● **Work to be completed**
What is the number of lines in these entries that contain "conditions"? State it alone.

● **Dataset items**
* * *
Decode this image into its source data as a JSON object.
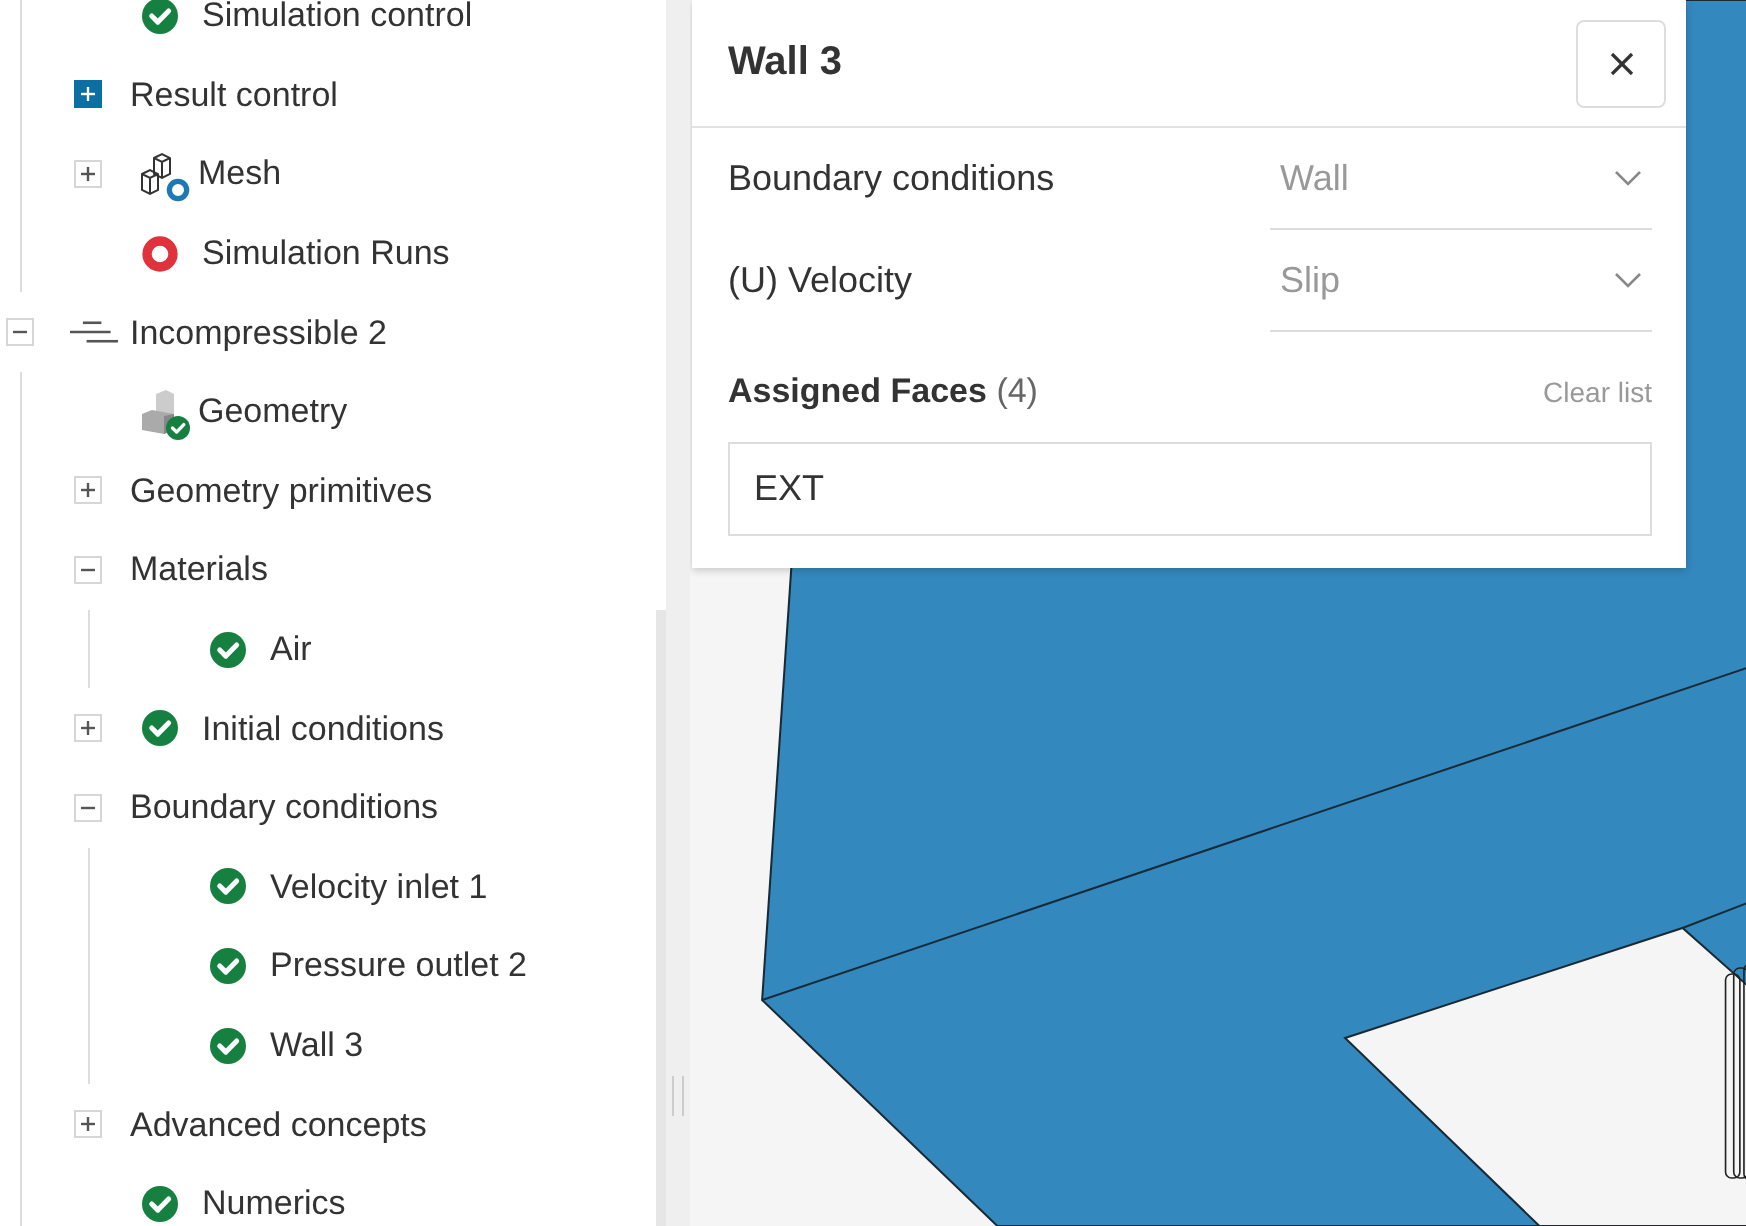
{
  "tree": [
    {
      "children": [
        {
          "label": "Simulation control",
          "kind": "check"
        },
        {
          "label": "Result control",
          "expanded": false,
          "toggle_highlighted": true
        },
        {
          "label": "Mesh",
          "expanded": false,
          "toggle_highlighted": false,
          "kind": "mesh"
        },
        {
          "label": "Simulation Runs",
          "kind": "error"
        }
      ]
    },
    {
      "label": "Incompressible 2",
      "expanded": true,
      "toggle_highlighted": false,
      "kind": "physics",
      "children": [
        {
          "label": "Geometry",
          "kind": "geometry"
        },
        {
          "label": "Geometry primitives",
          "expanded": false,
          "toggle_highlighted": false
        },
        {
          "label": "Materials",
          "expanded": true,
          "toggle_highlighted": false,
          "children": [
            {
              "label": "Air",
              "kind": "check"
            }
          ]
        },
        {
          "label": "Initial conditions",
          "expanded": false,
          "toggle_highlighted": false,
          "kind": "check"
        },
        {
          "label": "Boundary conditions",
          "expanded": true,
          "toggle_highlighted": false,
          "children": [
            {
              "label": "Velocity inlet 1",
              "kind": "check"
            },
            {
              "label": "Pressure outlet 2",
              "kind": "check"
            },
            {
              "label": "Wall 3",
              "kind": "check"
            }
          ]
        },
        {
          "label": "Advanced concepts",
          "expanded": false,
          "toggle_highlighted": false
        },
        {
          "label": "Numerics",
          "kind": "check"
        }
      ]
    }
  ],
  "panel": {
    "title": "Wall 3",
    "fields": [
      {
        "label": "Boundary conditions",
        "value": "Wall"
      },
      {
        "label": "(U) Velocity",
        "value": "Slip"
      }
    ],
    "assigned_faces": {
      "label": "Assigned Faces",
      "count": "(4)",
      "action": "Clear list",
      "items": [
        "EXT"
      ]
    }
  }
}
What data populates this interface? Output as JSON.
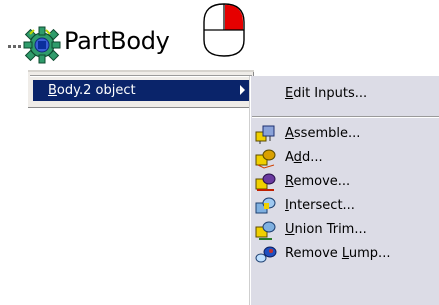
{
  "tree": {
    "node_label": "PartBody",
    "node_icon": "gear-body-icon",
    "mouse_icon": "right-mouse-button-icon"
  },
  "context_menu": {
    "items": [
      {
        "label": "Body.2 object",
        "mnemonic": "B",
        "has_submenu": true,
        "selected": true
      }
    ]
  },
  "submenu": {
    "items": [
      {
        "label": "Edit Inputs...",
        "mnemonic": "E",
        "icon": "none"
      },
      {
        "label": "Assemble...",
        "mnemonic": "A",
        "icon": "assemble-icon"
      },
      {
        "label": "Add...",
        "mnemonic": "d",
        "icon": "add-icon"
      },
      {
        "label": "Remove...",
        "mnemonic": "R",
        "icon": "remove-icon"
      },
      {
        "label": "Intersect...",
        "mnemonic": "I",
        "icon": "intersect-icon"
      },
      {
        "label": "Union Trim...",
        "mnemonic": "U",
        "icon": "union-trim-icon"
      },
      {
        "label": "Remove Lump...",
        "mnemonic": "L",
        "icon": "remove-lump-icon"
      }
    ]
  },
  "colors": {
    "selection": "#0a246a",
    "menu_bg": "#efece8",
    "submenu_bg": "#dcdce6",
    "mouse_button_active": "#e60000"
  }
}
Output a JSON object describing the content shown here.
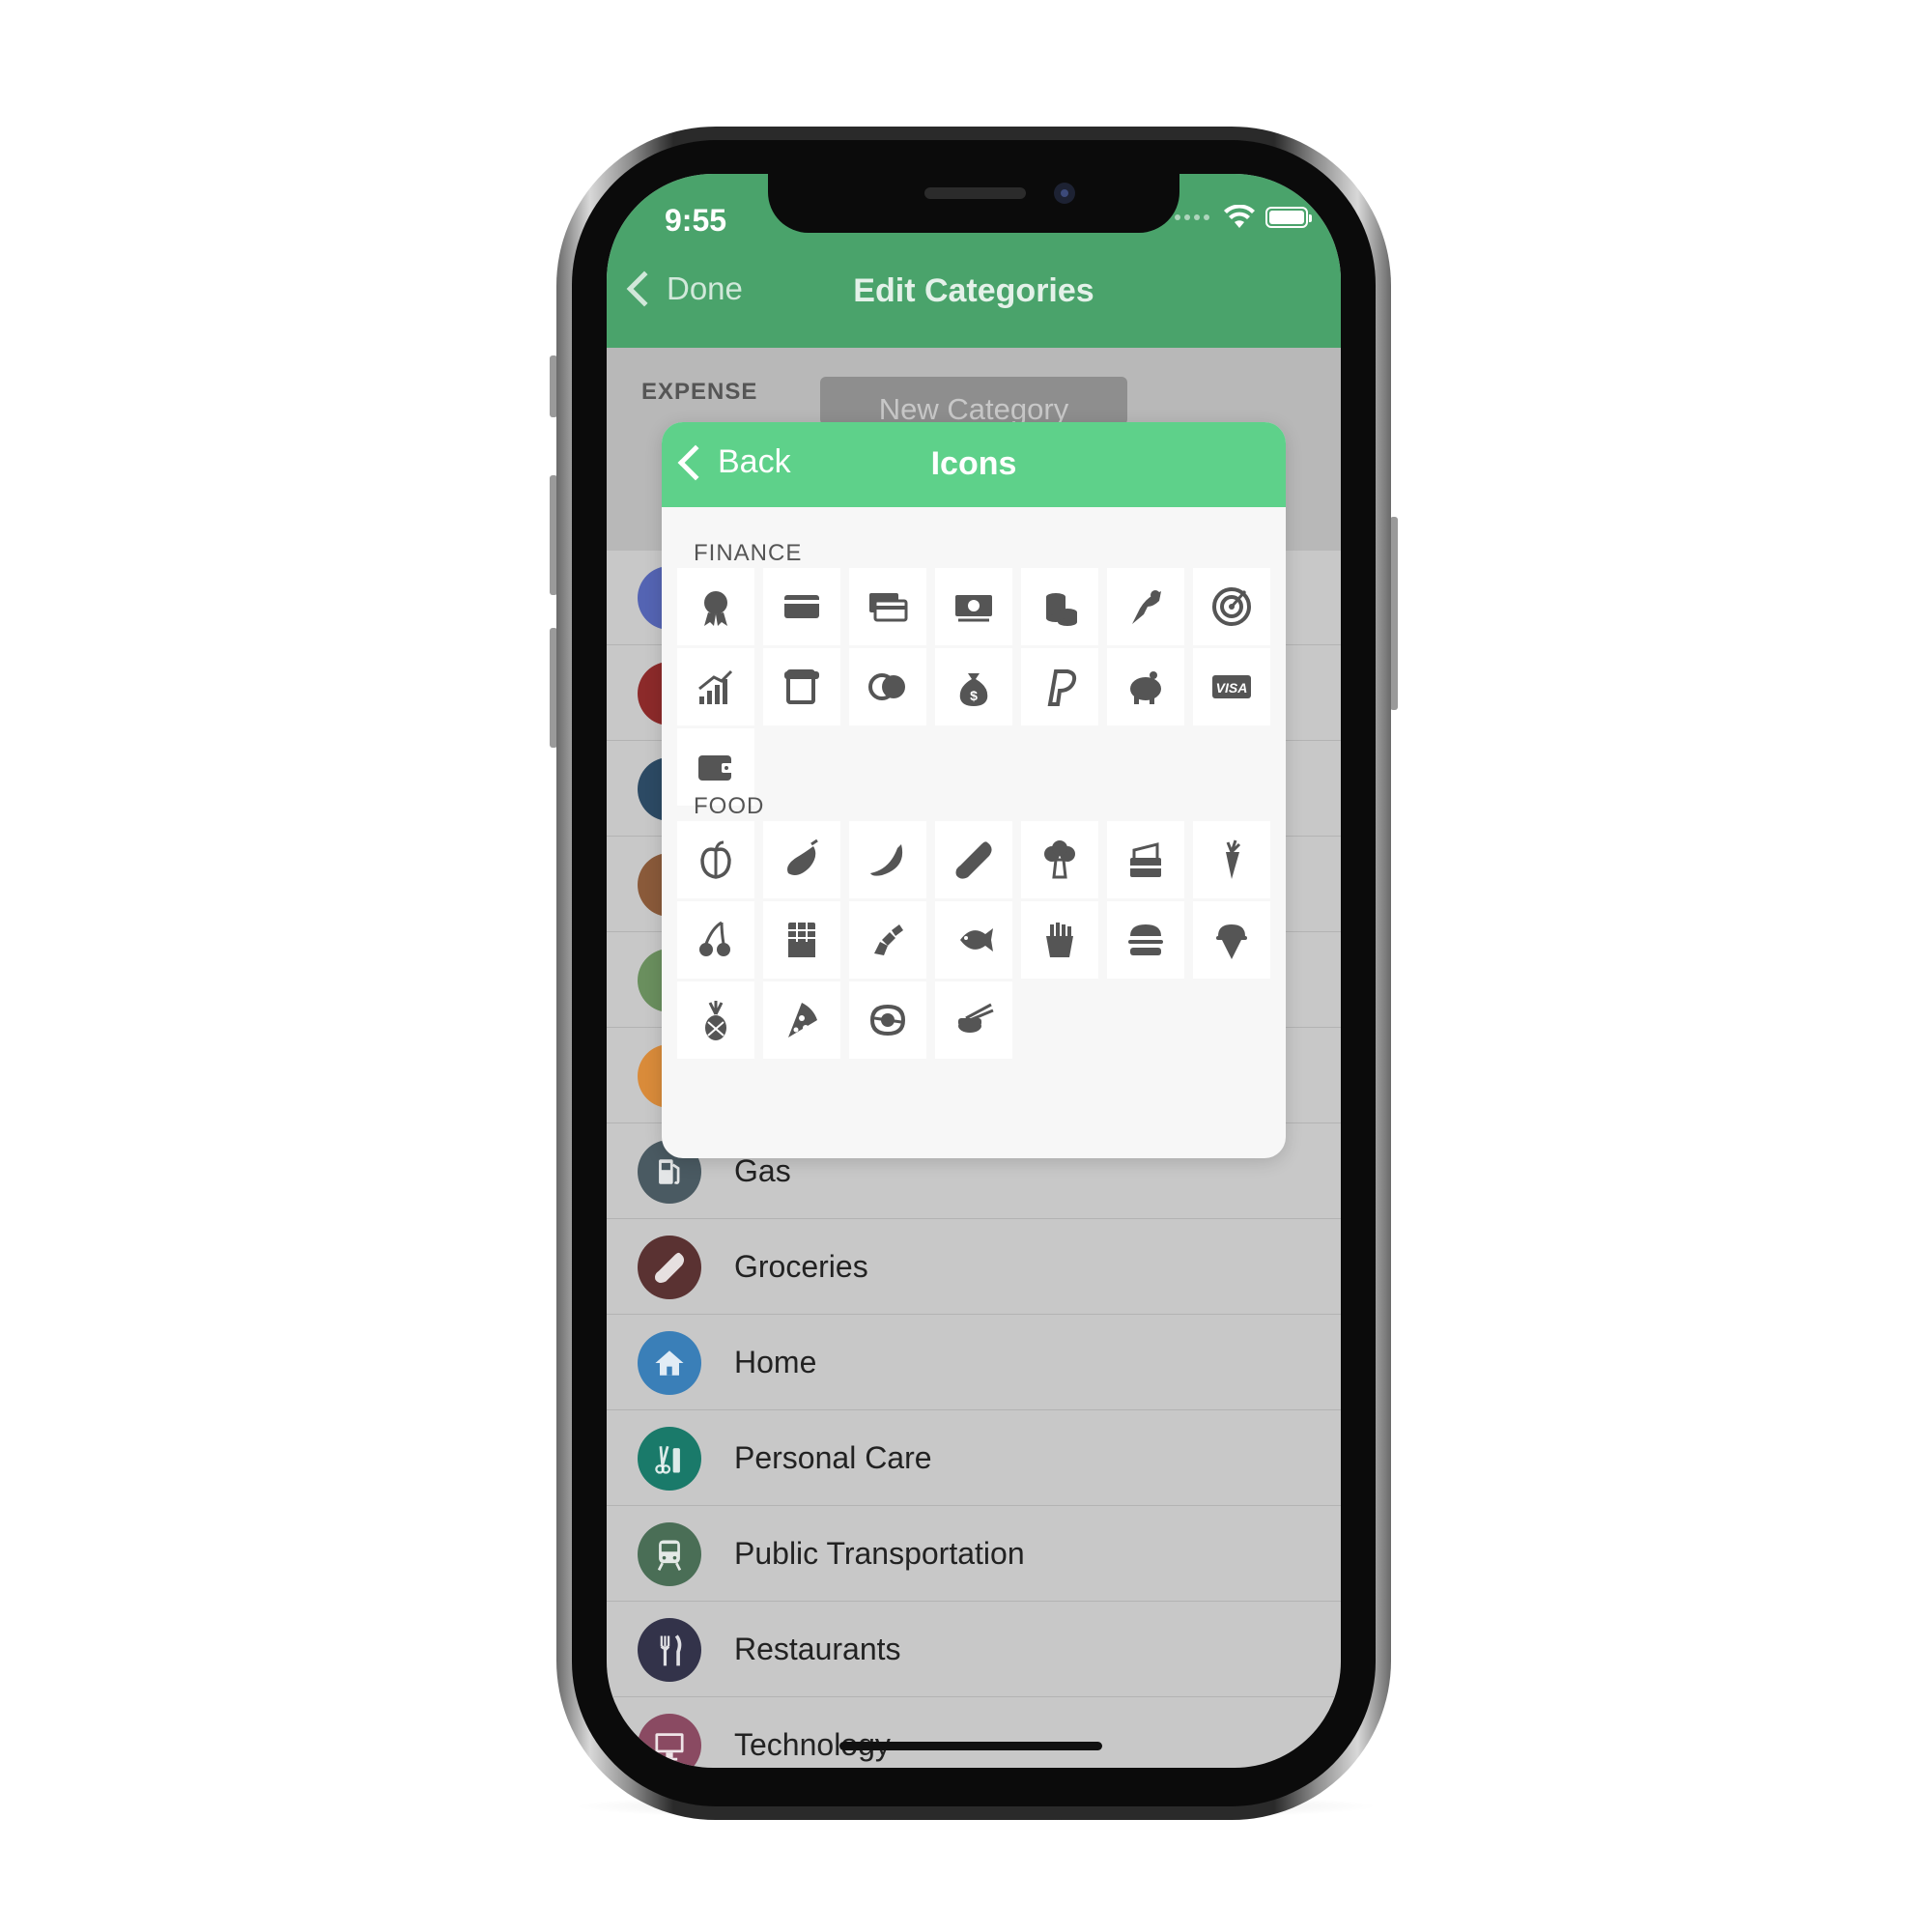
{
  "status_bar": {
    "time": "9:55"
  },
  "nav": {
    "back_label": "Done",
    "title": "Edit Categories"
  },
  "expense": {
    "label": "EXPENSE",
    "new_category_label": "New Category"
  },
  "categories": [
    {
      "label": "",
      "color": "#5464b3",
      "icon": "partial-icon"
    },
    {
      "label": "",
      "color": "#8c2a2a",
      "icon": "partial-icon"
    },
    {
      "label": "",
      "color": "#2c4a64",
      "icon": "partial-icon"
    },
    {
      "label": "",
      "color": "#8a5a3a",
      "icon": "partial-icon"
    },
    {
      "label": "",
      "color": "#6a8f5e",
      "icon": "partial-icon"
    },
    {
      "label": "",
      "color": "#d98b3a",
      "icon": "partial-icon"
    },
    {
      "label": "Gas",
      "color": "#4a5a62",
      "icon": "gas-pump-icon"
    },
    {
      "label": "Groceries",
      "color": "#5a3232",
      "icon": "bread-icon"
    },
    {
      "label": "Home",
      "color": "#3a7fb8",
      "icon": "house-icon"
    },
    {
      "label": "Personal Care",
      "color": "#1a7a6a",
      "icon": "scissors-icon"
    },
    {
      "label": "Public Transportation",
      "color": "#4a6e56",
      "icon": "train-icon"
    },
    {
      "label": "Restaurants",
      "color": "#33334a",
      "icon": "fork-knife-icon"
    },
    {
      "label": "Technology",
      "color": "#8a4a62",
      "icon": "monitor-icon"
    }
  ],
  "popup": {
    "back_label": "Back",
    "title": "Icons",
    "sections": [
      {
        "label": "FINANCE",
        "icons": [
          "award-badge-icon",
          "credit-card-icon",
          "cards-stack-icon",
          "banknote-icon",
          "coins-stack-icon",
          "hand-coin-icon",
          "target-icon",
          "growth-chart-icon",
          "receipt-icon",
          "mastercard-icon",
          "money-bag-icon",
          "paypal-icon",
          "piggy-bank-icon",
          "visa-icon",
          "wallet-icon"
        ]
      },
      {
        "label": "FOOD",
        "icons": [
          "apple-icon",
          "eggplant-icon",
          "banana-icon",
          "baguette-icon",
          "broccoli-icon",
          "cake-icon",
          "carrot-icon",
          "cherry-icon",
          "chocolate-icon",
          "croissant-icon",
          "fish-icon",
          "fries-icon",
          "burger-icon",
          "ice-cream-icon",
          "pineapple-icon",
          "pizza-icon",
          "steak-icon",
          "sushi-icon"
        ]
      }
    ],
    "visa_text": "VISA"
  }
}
* * *
● **Response below**
3